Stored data
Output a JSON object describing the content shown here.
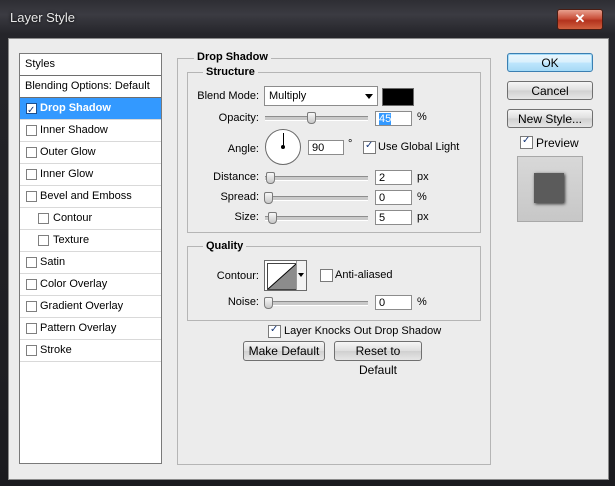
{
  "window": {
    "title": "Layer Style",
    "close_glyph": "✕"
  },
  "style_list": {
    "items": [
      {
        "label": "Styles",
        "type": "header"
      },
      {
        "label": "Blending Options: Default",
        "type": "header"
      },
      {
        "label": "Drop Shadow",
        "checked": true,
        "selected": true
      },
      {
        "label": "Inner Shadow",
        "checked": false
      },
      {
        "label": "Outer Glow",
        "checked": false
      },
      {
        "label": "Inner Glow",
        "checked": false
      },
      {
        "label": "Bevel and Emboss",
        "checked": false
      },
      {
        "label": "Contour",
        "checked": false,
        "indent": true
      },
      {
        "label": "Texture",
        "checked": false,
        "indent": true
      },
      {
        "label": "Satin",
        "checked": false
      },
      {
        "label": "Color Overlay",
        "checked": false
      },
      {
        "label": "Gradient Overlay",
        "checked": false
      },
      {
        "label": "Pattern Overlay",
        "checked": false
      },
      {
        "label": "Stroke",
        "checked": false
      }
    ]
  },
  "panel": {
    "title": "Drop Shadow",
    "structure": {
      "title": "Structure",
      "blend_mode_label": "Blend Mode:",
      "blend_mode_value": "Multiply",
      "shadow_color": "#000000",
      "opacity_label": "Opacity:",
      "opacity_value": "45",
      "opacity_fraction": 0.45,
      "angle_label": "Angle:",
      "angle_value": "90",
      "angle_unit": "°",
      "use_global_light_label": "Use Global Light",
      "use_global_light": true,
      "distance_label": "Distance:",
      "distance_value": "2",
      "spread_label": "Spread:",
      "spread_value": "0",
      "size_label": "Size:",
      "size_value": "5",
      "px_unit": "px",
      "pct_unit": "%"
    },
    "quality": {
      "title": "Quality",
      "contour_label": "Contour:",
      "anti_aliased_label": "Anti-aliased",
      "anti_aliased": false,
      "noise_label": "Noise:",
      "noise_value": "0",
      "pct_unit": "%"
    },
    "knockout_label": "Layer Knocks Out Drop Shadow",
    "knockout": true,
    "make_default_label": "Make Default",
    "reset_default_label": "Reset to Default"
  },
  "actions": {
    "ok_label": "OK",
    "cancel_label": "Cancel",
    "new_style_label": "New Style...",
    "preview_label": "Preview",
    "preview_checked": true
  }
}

--

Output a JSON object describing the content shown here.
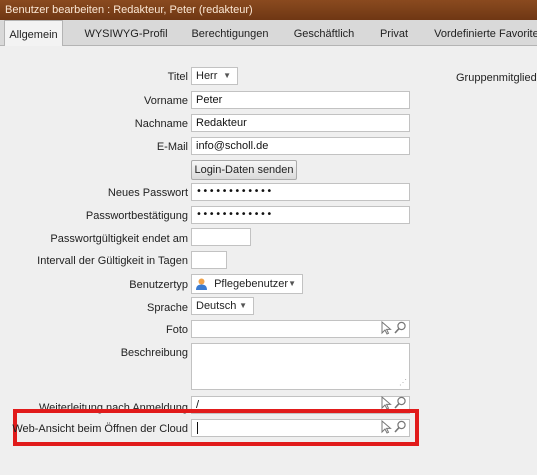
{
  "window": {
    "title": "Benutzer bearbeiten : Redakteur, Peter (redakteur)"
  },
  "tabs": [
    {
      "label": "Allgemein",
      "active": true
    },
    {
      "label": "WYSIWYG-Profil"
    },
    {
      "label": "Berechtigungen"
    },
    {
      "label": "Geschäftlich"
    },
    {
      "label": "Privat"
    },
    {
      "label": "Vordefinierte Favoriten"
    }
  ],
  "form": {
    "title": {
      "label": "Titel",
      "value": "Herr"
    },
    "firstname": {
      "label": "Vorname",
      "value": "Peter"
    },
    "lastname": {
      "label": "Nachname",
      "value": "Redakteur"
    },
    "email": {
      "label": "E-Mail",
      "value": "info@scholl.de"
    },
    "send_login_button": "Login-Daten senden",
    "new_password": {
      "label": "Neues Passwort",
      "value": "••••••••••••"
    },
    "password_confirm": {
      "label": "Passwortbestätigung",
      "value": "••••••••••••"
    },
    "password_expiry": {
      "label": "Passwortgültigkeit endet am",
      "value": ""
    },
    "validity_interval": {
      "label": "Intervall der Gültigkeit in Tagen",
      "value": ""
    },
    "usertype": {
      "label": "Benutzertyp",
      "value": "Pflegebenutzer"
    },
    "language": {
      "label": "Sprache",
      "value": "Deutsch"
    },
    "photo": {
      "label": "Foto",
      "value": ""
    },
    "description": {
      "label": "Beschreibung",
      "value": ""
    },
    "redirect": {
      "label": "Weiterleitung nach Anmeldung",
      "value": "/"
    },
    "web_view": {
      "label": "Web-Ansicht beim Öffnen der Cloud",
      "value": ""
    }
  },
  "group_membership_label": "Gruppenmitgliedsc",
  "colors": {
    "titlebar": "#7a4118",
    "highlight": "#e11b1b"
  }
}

==

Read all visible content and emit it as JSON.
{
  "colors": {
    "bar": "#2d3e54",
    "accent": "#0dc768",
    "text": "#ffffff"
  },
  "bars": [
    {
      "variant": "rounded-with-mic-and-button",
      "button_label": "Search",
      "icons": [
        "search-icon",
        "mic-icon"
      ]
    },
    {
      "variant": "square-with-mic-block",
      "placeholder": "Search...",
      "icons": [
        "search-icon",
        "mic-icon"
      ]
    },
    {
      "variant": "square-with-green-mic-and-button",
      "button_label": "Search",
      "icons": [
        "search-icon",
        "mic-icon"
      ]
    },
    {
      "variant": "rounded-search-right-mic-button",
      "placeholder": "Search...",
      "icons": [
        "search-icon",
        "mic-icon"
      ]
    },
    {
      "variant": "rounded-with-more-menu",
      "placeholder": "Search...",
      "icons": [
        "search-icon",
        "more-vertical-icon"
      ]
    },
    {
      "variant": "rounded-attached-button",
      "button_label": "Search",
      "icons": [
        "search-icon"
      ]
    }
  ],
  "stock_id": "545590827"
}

DO THIS:
Find all the lines containing "Contour" in the material, then copy them.

RESPONSE BELOW:
        "label": "Contour",
      "contour_label": "Contour:",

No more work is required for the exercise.